MATERIALS PROVIDED:
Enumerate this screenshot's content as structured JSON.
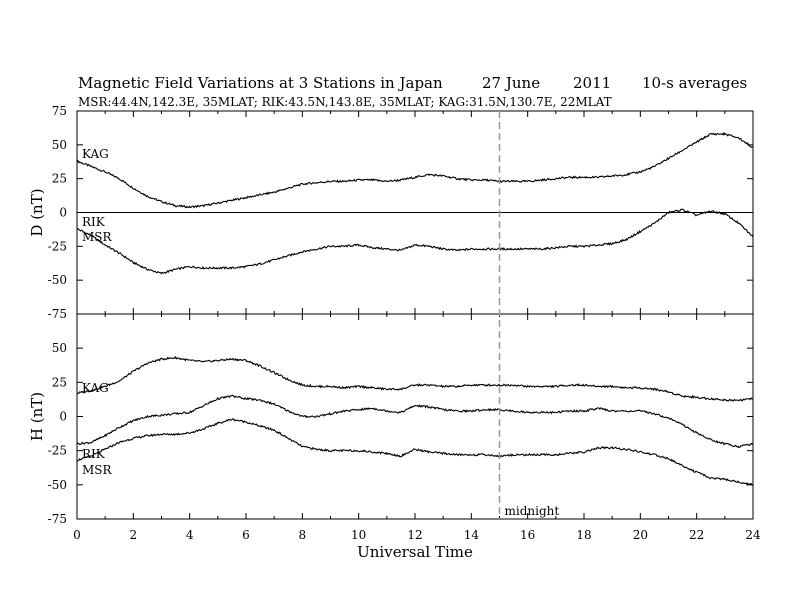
{
  "chart_data": {
    "type": "line",
    "title_parts": [
      "Magnetic Field Variations at 3 Stations in Japan",
      "27 June",
      "2011",
      "10-s averages"
    ],
    "subtitle": "MSR:44.4N,142.3E, 35MLAT;  RIK:43.5N,143.8E, 35MLAT;  KAG:31.5N,130.7E, 22MLAT",
    "xlabel": "Universal Time",
    "xlim": [
      0,
      24
    ],
    "xticks": [
      "0",
      "2",
      "4",
      "6",
      "8",
      "10",
      "12",
      "14",
      "16",
      "18",
      "20",
      "22",
      "24"
    ],
    "annotation": "midnight",
    "midnight_x": 15,
    "panels": [
      {
        "ylabel": "D (nT)",
        "ylim": [
          -75,
          75
        ],
        "yticks": [
          "75",
          "50",
          "25",
          "0",
          "-25",
          "-50",
          "-75"
        ],
        "zero_line": true,
        "series": [
          {
            "name": "KAG",
            "x": [
              0,
              0.5,
              1,
              1.5,
              2,
              2.5,
              3,
              3.5,
              4,
              4.5,
              5,
              5.5,
              6,
              6.5,
              7,
              7.5,
              8,
              8.5,
              9,
              9.5,
              10,
              10.5,
              11,
              11.5,
              12,
              12.5,
              13,
              13.5,
              14,
              14.5,
              15,
              15.5,
              16,
              16.5,
              17,
              17.5,
              18,
              18.5,
              19,
              19.5,
              20,
              20.5,
              21,
              21.5,
              22,
              22.5,
              23,
              23.5,
              24
            ],
            "y": [
              38,
              34,
              30,
              25,
              18,
              12,
              8,
              5,
              4,
              5,
              7,
              9,
              11,
              13,
              15,
              18,
              21,
              22,
              23,
              23,
              24,
              24,
              23,
              24,
              26,
              28,
              27,
              25,
              24,
              24,
              23,
              23,
              23,
              24,
              25,
              26,
              26,
              26,
              27,
              28,
              30,
              34,
              40,
              46,
              52,
              58,
              58,
              55,
              48
            ]
          },
          {
            "name": "RIK",
            "x": [
              0,
              0.5,
              1,
              1.5,
              2,
              2.5,
              3,
              3.5,
              4,
              4.5,
              5,
              5.5,
              6,
              6.5,
              7,
              7.5,
              8,
              8.5,
              9,
              9.5,
              10,
              10.5,
              11,
              11.5,
              12,
              12.5,
              13,
              13.5,
              14,
              14.5,
              15,
              15.5,
              16,
              16.5,
              17,
              17.5,
              18,
              18.5,
              19,
              19.5,
              20,
              20.5,
              21,
              21.5,
              22,
              22.5,
              23,
              23.5,
              24
            ],
            "y": [
              -12,
              -17,
              -24,
              -30,
              -37,
              -42,
              -45,
              -42,
              -40,
              -41,
              -41,
              -41,
              -40,
              -38,
              -35,
              -32,
              -29,
              -27,
              -25,
              -25,
              -24,
              -26,
              -27,
              -28,
              -24,
              -25,
              -27,
              -28,
              -27,
              -27,
              -27,
              -27,
              -27,
              -27,
              -26,
              -25,
              -25,
              -24,
              -23,
              -20,
              -14,
              -8,
              0,
              2,
              -2,
              1,
              -1,
              -8,
              -18
            ]
          },
          {
            "name": "MSR",
            "x": [],
            "y": []
          }
        ]
      },
      {
        "ylabel": "H (nT)",
        "ylim": [
          -75,
          75
        ],
        "yticks": [
          "75",
          "50",
          "25",
          "0",
          "-25",
          "-50",
          "-75"
        ],
        "zero_line": false,
        "series": [
          {
            "name": "KAG",
            "x": [
              0,
              0.5,
              1,
              1.5,
              2,
              2.5,
              3,
              3.5,
              4,
              4.5,
              5,
              5.5,
              6,
              6.5,
              7,
              7.5,
              8,
              8.5,
              9,
              9.5,
              10,
              10.5,
              11,
              11.5,
              12,
              12.5,
              13,
              13.5,
              14,
              14.5,
              15,
              15.5,
              16,
              16.5,
              17,
              17.5,
              18,
              18.5,
              19,
              19.5,
              20,
              20.5,
              21,
              21.5,
              22,
              22.5,
              23,
              23.5,
              24
            ],
            "y": [
              17,
              19,
              22,
              26,
              33,
              39,
              42,
              43,
              41,
              40,
              41,
              42,
              41,
              37,
              32,
              27,
              23,
              22,
              22,
              21,
              22,
              21,
              20,
              20,
              23,
              23,
              22,
              22,
              23,
              23,
              23,
              23,
              22,
              22,
              22,
              23,
              23,
              22,
              22,
              21,
              21,
              20,
              18,
              15,
              14,
              13,
              12,
              12,
              13
            ]
          },
          {
            "name": "RIK",
            "x": [
              0,
              0.5,
              1,
              1.5,
              2,
              2.5,
              3,
              3.5,
              4,
              4.5,
              5,
              5.5,
              6,
              6.5,
              7,
              7.5,
              8,
              8.5,
              9,
              9.5,
              10,
              10.5,
              11,
              11.5,
              12,
              12.5,
              13,
              13.5,
              14,
              14.5,
              15,
              15.5,
              16,
              16.5,
              17,
              17.5,
              18,
              18.5,
              19,
              19.5,
              20,
              20.5,
              21,
              21.5,
              22,
              22.5,
              23,
              23.5,
              24
            ],
            "y": [
              -20,
              -19,
              -14,
              -8,
              -3,
              0,
              1,
              2,
              3,
              8,
              13,
              15,
              13,
              12,
              9,
              4,
              0,
              0,
              2,
              4,
              5,
              6,
              4,
              3,
              8,
              7,
              5,
              4,
              4,
              5,
              5,
              4,
              3,
              3,
              3,
              4,
              4,
              6,
              4,
              4,
              4,
              2,
              -1,
              -6,
              -12,
              -17,
              -20,
              -22,
              -20
            ]
          },
          {
            "name": "MSR",
            "x": [
              0,
              0.5,
              1,
              1.5,
              2,
              2.5,
              3,
              3.5,
              4,
              4.5,
              5,
              5.5,
              6,
              6.5,
              7,
              7.5,
              8,
              8.5,
              9,
              9.5,
              10,
              10.5,
              11,
              11.5,
              12,
              12.5,
              13,
              13.5,
              14,
              14.5,
              15,
              15.5,
              16,
              16.5,
              17,
              17.5,
              18,
              18.5,
              19,
              19.5,
              20,
              20.5,
              21,
              21.5,
              22,
              22.5,
              23,
              23.5,
              24
            ],
            "y": [
              -32,
              -29,
              -24,
              -19,
              -16,
              -14,
              -13,
              -13,
              -12,
              -9,
              -5,
              -2,
              -4,
              -7,
              -10,
              -16,
              -22,
              -24,
              -25,
              -25,
              -25,
              -26,
              -27,
              -29,
              -24,
              -26,
              -27,
              -28,
              -28,
              -28,
              -29,
              -28,
              -28,
              -28,
              -28,
              -27,
              -26,
              -23,
              -23,
              -24,
              -26,
              -28,
              -31,
              -36,
              -41,
              -45,
              -46,
              -48,
              -50
            ]
          }
        ]
      }
    ]
  }
}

WHAT YOU WILL DO: Reproduce every line exactly and omit all pictures.

IN RESPONSE:
Enumerate this screenshot's content as structured JSON.
{
  "chart_data": {
    "type": "line",
    "title_parts": [
      "Magnetic Field Variations at 3 Stations in Japan",
      "27 June",
      "2011",
      "10-s averages"
    ],
    "subtitle": "MSR:44.4N,142.3E, 35MLAT;  RIK:43.5N,143.8E, 35MLAT;  KAG:31.5N,130.7E, 22MLAT",
    "xlabel": "Universal Time",
    "xlim": [
      0,
      24
    ],
    "xticks": [
      "0",
      "2",
      "4",
      "6",
      "8",
      "10",
      "12",
      "14",
      "16",
      "18",
      "20",
      "22",
      "24"
    ],
    "annotation": "midnight",
    "midnight_x": 15,
    "panels": [
      {
        "ylabel": "D (nT)",
        "ylim": [
          -75,
          75
        ],
        "yticks": [
          "75",
          "50",
          "25",
          "0",
          "-25",
          "-50",
          "-75"
        ],
        "zero_line": true,
        "series": [
          {
            "name": "KAG",
            "x": [
              0,
              0.5,
              1,
              1.5,
              2,
              2.5,
              3,
              3.5,
              4,
              4.5,
              5,
              5.5,
              6,
              6.5,
              7,
              7.5,
              8,
              8.5,
              9,
              9.5,
              10,
              10.5,
              11,
              11.5,
              12,
              12.5,
              13,
              13.5,
              14,
              14.5,
              15,
              15.5,
              16,
              16.5,
              17,
              17.5,
              18,
              18.5,
              19,
              19.5,
              20,
              20.5,
              21,
              21.5,
              22,
              22.5,
              23,
              23.5,
              24
            ],
            "y": [
              38,
              34,
              30,
              25,
              18,
              12,
              8,
              5,
              4,
              5,
              7,
              9,
              11,
              13,
              15,
              18,
              21,
              22,
              23,
              23,
              24,
              24,
              23,
              24,
              26,
              28,
              27,
              25,
              24,
              24,
              23,
              23,
              23,
              24,
              25,
              26,
              26,
              26,
              27,
              28,
              30,
              34,
              40,
              46,
              52,
              58,
              58,
              55,
              48
            ]
          },
          {
            "name": "RIK",
            "x": [
              0,
              0.5,
              1,
              1.5,
              2,
              2.5,
              3,
              3.5,
              4,
              4.5,
              5,
              5.5,
              6,
              6.5,
              7,
              7.5,
              8,
              8.5,
              9,
              9.5,
              10,
              10.5,
              11,
              11.5,
              12,
              12.5,
              13,
              13.5,
              14,
              14.5,
              15,
              15.5,
              16,
              16.5,
              17,
              17.5,
              18,
              18.5,
              19,
              19.5,
              20,
              20.5,
              21,
              21.5,
              22,
              22.5,
              23,
              23.5,
              24
            ],
            "y": [
              -12,
              -17,
              -24,
              -30,
              -37,
              -42,
              -45,
              -42,
              -40,
              -41,
              -41,
              -41,
              -40,
              -38,
              -35,
              -32,
              -29,
              -27,
              -25,
              -25,
              -24,
              -26,
              -27,
              -28,
              -24,
              -25,
              -27,
              -28,
              -27,
              -27,
              -27,
              -27,
              -27,
              -27,
              -26,
              -25,
              -25,
              -24,
              -23,
              -20,
              -14,
              -8,
              0,
              2,
              -2,
              1,
              -1,
              -8,
              -18
            ]
          },
          {
            "name": "MSR",
            "x": [],
            "y": []
          }
        ]
      },
      {
        "ylabel": "H (nT)",
        "ylim": [
          -75,
          75
        ],
        "yticks": [
          "75",
          "50",
          "25",
          "0",
          "-25",
          "-50",
          "-75"
        ],
        "zero_line": false,
        "series": [
          {
            "name": "KAG",
            "x": [
              0,
              0.5,
              1,
              1.5,
              2,
              2.5,
              3,
              3.5,
              4,
              4.5,
              5,
              5.5,
              6,
              6.5,
              7,
              7.5,
              8,
              8.5,
              9,
              9.5,
              10,
              10.5,
              11,
              11.5,
              12,
              12.5,
              13,
              13.5,
              14,
              14.5,
              15,
              15.5,
              16,
              16.5,
              17,
              17.5,
              18,
              18.5,
              19,
              19.5,
              20,
              20.5,
              21,
              21.5,
              22,
              22.5,
              23,
              23.5,
              24
            ],
            "y": [
              17,
              19,
              22,
              26,
              33,
              39,
              42,
              43,
              41,
              40,
              41,
              42,
              41,
              37,
              32,
              27,
              23,
              22,
              22,
              21,
              22,
              21,
              20,
              20,
              23,
              23,
              22,
              22,
              23,
              23,
              23,
              23,
              22,
              22,
              22,
              23,
              23,
              22,
              22,
              21,
              21,
              20,
              18,
              15,
              14,
              13,
              12,
              12,
              13
            ]
          },
          {
            "name": "RIK",
            "x": [
              0,
              0.5,
              1,
              1.5,
              2,
              2.5,
              3,
              3.5,
              4,
              4.5,
              5,
              5.5,
              6,
              6.5,
              7,
              7.5,
              8,
              8.5,
              9,
              9.5,
              10,
              10.5,
              11,
              11.5,
              12,
              12.5,
              13,
              13.5,
              14,
              14.5,
              15,
              15.5,
              16,
              16.5,
              17,
              17.5,
              18,
              18.5,
              19,
              19.5,
              20,
              20.5,
              21,
              21.5,
              22,
              22.5,
              23,
              23.5,
              24
            ],
            "y": [
              -20,
              -19,
              -14,
              -8,
              -3,
              0,
              1,
              2,
              3,
              8,
              13,
              15,
              13,
              12,
              9,
              4,
              0,
              0,
              2,
              4,
              5,
              6,
              4,
              3,
              8,
              7,
              5,
              4,
              4,
              5,
              5,
              4,
              3,
              3,
              3,
              4,
              4,
              6,
              4,
              4,
              4,
              2,
              -1,
              -6,
              -12,
              -17,
              -20,
              -22,
              -20
            ]
          },
          {
            "name": "MSR",
            "x": [
              0,
              0.5,
              1,
              1.5,
              2,
              2.5,
              3,
              3.5,
              4,
              4.5,
              5,
              5.5,
              6,
              6.5,
              7,
              7.5,
              8,
              8.5,
              9,
              9.5,
              10,
              10.5,
              11,
              11.5,
              12,
              12.5,
              13,
              13.5,
              14,
              14.5,
              15,
              15.5,
              16,
              16.5,
              17,
              17.5,
              18,
              18.5,
              19,
              19.5,
              20,
              20.5,
              21,
              21.5,
              22,
              22.5,
              23,
              23.5,
              24
            ],
            "y": [
              -32,
              -29,
              -24,
              -19,
              -16,
              -14,
              -13,
              -13,
              -12,
              -9,
              -5,
              -2,
              -4,
              -7,
              -10,
              -16,
              -22,
              -24,
              -25,
              -25,
              -25,
              -26,
              -27,
              -29,
              -24,
              -26,
              -27,
              -28,
              -28,
              -28,
              -29,
              -28,
              -28,
              -28,
              -28,
              -27,
              -26,
              -23,
              -23,
              -24,
              -26,
              -28,
              -31,
              -36,
              -41,
              -45,
              -46,
              -48,
              -50
            ]
          }
        ]
      }
    ]
  }
}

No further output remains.